-- start Information provided --

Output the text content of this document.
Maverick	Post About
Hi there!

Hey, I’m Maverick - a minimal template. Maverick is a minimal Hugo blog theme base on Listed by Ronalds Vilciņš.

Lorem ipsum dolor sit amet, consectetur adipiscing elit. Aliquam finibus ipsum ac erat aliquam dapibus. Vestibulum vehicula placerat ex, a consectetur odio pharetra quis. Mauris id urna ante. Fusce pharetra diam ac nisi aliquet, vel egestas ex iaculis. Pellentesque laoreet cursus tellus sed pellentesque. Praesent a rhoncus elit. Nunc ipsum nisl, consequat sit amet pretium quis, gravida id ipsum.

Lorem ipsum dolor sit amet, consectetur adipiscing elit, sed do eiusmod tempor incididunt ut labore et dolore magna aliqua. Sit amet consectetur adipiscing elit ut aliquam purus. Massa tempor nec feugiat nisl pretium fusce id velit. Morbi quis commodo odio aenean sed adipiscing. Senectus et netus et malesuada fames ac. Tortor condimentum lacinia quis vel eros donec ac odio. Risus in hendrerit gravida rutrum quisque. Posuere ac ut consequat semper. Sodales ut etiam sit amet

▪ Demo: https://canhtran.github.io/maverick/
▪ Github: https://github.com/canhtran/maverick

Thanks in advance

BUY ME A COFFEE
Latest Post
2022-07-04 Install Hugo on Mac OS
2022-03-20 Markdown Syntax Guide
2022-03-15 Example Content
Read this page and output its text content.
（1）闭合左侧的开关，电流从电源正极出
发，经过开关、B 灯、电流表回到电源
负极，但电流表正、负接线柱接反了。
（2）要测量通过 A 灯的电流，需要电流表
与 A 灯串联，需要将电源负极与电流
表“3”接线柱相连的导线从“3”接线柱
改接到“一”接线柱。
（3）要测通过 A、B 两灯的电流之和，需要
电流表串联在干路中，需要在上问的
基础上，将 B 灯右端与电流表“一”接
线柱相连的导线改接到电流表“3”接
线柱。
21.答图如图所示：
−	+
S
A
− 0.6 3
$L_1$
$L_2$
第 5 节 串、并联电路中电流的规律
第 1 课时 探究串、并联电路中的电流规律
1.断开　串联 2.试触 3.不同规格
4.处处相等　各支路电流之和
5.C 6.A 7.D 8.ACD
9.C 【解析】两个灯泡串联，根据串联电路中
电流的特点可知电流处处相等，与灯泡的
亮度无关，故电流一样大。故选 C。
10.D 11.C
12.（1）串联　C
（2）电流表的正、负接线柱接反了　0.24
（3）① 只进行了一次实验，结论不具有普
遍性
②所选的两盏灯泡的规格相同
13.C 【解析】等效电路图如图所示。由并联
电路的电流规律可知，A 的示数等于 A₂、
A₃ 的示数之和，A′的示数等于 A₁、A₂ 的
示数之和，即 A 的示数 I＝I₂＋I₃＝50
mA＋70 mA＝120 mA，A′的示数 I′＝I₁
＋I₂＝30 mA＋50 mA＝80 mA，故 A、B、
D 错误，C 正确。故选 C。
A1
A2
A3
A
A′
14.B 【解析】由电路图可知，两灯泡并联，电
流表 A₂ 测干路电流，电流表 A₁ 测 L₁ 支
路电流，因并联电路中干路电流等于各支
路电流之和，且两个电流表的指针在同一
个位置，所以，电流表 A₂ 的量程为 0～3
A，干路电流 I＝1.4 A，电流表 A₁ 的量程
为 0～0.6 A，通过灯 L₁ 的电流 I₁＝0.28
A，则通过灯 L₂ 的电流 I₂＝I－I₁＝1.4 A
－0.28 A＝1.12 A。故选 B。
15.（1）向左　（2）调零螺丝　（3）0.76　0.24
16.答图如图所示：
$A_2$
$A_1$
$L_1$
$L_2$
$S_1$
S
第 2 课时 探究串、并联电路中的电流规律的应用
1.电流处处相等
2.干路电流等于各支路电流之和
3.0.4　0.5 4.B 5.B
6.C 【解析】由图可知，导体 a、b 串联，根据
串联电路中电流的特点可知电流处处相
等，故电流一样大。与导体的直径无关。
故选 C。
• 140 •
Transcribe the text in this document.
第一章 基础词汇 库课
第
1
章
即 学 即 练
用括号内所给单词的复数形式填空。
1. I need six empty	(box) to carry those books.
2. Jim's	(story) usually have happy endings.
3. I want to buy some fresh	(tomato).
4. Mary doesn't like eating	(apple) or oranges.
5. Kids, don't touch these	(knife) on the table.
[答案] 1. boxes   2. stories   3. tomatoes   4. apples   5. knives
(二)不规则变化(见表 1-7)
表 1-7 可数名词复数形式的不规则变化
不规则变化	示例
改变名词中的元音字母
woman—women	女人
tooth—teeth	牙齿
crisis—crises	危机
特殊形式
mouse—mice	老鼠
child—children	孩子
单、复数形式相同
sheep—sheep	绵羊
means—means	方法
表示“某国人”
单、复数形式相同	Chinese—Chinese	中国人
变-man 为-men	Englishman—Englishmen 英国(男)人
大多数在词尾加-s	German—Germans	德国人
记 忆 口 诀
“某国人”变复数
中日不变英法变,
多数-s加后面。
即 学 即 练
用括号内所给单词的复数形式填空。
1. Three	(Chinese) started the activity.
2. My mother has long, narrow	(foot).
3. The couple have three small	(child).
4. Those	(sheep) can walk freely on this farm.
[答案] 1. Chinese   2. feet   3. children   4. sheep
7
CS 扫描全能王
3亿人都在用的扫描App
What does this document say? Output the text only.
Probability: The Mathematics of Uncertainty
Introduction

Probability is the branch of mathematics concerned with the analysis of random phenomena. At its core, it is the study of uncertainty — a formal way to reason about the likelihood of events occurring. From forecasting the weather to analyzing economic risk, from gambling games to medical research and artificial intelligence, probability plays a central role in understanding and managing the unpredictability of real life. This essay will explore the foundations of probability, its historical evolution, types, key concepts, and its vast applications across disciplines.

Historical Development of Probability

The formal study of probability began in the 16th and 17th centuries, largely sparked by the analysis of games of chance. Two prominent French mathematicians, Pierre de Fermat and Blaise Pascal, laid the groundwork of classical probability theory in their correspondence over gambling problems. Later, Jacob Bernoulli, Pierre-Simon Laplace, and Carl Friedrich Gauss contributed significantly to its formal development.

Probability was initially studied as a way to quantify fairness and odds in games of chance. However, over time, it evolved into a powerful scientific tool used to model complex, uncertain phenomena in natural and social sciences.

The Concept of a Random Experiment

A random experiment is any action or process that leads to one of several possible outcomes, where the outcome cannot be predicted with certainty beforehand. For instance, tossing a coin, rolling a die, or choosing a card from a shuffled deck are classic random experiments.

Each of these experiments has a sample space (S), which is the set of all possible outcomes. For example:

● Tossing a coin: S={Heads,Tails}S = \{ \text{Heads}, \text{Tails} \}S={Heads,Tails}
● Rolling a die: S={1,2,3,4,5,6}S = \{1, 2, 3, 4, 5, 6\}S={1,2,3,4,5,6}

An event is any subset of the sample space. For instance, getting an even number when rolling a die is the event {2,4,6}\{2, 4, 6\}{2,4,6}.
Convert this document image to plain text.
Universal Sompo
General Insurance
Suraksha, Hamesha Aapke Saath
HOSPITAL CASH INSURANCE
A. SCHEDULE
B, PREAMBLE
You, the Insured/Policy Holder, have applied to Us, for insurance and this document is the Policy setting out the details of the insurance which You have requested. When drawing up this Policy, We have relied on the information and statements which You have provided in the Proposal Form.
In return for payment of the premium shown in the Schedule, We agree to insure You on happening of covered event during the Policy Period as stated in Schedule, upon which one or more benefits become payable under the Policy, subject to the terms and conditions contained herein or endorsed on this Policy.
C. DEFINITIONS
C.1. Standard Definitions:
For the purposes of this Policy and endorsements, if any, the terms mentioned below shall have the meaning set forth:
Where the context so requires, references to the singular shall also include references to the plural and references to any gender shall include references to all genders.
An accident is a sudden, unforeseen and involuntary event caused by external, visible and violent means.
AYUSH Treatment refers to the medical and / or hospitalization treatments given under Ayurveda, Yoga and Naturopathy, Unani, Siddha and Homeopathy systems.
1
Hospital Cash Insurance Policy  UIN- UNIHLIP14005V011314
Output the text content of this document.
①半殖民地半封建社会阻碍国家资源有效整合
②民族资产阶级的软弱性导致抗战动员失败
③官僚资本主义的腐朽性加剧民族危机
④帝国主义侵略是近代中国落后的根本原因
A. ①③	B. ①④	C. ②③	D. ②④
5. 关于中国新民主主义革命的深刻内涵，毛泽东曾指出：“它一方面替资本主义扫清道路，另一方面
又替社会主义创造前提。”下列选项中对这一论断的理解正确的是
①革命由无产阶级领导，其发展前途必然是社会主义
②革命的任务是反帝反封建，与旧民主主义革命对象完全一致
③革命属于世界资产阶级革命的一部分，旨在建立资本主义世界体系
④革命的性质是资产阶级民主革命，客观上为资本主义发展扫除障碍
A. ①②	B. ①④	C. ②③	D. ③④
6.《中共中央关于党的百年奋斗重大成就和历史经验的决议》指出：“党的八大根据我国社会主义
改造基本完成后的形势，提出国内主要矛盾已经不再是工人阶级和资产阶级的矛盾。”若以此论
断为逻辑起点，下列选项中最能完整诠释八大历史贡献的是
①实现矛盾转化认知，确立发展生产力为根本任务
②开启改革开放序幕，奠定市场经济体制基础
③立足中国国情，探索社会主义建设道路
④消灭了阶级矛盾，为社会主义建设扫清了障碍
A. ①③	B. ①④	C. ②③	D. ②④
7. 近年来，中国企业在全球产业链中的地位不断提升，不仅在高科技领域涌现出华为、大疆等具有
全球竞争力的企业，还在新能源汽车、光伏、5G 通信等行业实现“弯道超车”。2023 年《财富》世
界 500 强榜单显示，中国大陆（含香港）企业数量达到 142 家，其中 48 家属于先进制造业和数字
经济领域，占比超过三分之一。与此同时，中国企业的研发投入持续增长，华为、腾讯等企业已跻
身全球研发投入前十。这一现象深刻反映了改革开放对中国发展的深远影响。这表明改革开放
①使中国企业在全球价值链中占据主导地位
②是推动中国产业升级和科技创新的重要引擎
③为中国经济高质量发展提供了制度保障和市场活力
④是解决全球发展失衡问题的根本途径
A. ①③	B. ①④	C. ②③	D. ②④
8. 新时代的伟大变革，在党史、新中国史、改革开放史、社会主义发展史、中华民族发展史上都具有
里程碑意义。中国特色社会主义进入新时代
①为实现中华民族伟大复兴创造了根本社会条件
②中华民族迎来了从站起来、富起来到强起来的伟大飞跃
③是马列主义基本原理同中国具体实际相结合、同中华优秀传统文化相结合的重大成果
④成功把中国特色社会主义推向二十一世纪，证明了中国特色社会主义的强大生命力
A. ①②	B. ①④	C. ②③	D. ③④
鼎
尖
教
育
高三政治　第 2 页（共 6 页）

-- end Information provided --

**Directions for this task**. Say how many lines in the records above hold "children", and give no other text.

**The response**. 2